== Requirements ==
The records below are to be copied word for word, with every picture left out.
[start of Raw records]
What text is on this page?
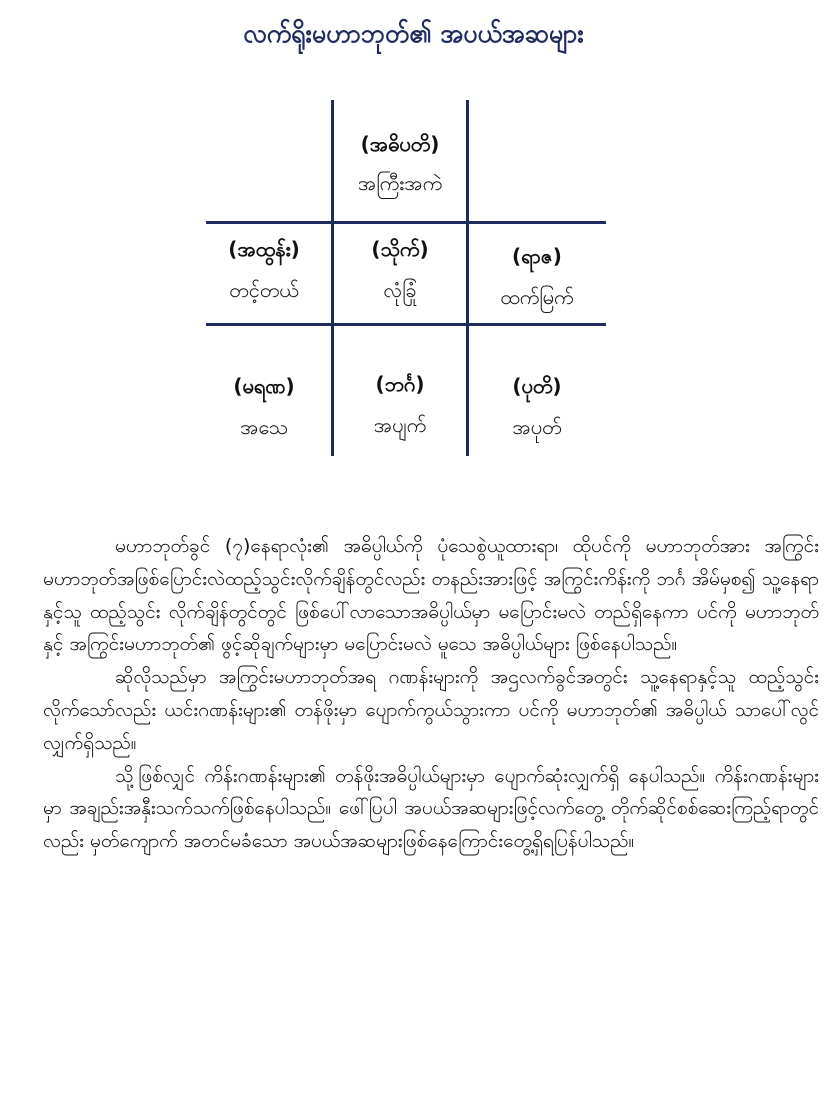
လက်ရိုးမဟာဘုတ်၏ အပယ်အဆများ
(အဓိပတိ)
အကြီးအကဲ
(အထွန်း)
တင့်တယ်
(သိုက်)
လုံခြုံ
(ရာဇ)
ထက်မြက်
(မရဏ)
အသေ
(ဘင်္ဂ)
အပျက်
(ပုတိ)
အပုတ်

မဟာဘုတ်ခွင် (၇)နေရာလုံး၏ အဓိပ္ပါယ်ကို ပုံသေစွဲယူထားရာ၊ ထိုပင်ကို မဟာဘုတ်အား အကြွင်းမဟာဘုတ်အဖြစ်ပြောင်းလဲထည့်သွင်းလိုက်ချိန်တွင်လည်း တနည်းအားဖြင့် အကြွင်းကိန်းကို ဘင်္ဂ အိမ်မှစ၍ သူ့နေရာနှင့်သူ ထည့်သွင်း လိုက်ချိန်တွင်တွင် ဖြစ်ပေါ်လာသောအဓိပ္ပါယ်မှာ မပြောင်းမလဲ တည်ရှိနေကာ ပင်ကို မဟာဘုတ်နှင့် အကြွင်းမဟာဘုတ်၏ ဖွင့်ဆိုချက်များမှာ မပြောင်းမလဲ မူသေ အဓိပ္ပါယ်များ ဖြစ်နေပါသည်။

ဆိုလိုသည်မှာ အကြွင်းမဟာဘုတ်အရ ဂဏန်းများကို အဌလက်ခွင်အတွင်း သူ့နေရာနှင့်သူ ထည့်သွင်းလိုက်သော်လည်း ယင်းဂဏန်းများ၏ တန်ဖိုးမှာ ပျောက်ကွယ်သွားကာ ပင်ကို မဟာဘုတ်၏ အဓိပ္ပါယ် သာပေါ်လွင်လျှက်ရှိသည်။

သို့ဖြစ်လျှင် ကိန်းဂဏန်းများ၏ တန်ဖိုးအဓိပ္ပါယ်များမှာ ပျောက်ဆုံးလျှက်ရှိ နေပါသည်။ ကိန်းဂဏန်းများမှာ အချည်းအနှီးသက်သက်ဖြစ်နေပါသည်။ ဖေါ်ပြပါ အပယ်အဆများဖြင့်လက်တွေ့ တိုက်ဆိုင်စစ်ဆေးကြည့်ရာတွင်လည်း မှတ်ကျောက် အတင်မခံသော အပယ်အဆများဖြစ်နေကြောင်းတွေ့ရှိရပြန်ပါသည်။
[end of Raw records]
== Finished exercise ==
What text is on this page?
လက်ရိုးမဟာဘုတ်၏ အပယ်အဆများ
(အဓိပတိ)
အကြီးအကဲ
(အထွန်း)
တင့်တယ်
(သိုက်)
လုံခြုံ
(ရာဇ)
ထက်မြက်
(မရဏ)
အသေ
(ဘင်္ဂ)
အပျက်
(ပုတိ)
အပုတ်

မဟာဘုတ်ခွင် (၇)နေရာလုံး၏ အဓိပ္ပါယ်ကို ပုံသေစွဲယူထားရာ၊ ထိုပင်ကို မဟာဘုတ်အား အကြွင်းမဟာဘုတ်အဖြစ်ပြောင်းလဲထည့်သွင်းလိုက်ချိန်တွင်လည်း တနည်းအားဖြင့် အကြွင်းကိန်းကို ဘင်္ဂ အိမ်မှစ၍ သူ့နေရာနှင့်သူ ထည့်သွင်း လိုက်ချိန်တွင်တွင် ဖြစ်ပေါ်လာသောအဓိပ္ပါယ်မှာ မပြောင်းမလဲ တည်ရှိနေကာ ပင်ကို မဟာဘုတ်နှင့် အကြွင်းမဟာဘုတ်၏ ဖွင့်ဆိုချက်များမှာ မပြောင်းမလဲ မူသေ အဓိပ္ပါယ်များ ဖြစ်နေပါသည်။

ဆိုလိုသည်မှာ အကြွင်းမဟာဘုတ်အရ ဂဏန်းများကို အဌလက်ခွင်အတွင်း သူ့နေရာနှင့်သူ ထည့်သွင်းလိုက်သော်လည်း ယင်းဂဏန်းများ၏ တန်ဖိုးမှာ ပျောက်ကွယ်သွားကာ ပင်ကို မဟာဘုတ်၏ အဓိပ္ပါယ် သာပေါ်လွင်လျှက်ရှိသည်။

သို့ဖြစ်လျှင် ကိန်းဂဏန်းများ၏ တန်ဖိုးအဓိပ္ပါယ်များမှာ ပျောက်ဆုံးလျှက်ရှိ နေပါသည်။ ကိန်းဂဏန်းများမှာ အချည်းအနှီးသက်သက်ဖြစ်နေပါသည်။ ဖေါ်ပြပါ အပယ်အဆများဖြင့်လက်တွေ့ တိုက်ဆိုင်စစ်ဆေးကြည့်ရာတွင်လည်း မှတ်ကျောက် အတင်မခံသော အပယ်အဆများဖြစ်နေကြောင်းတွေ့ရှိရပြန်ပါသည်။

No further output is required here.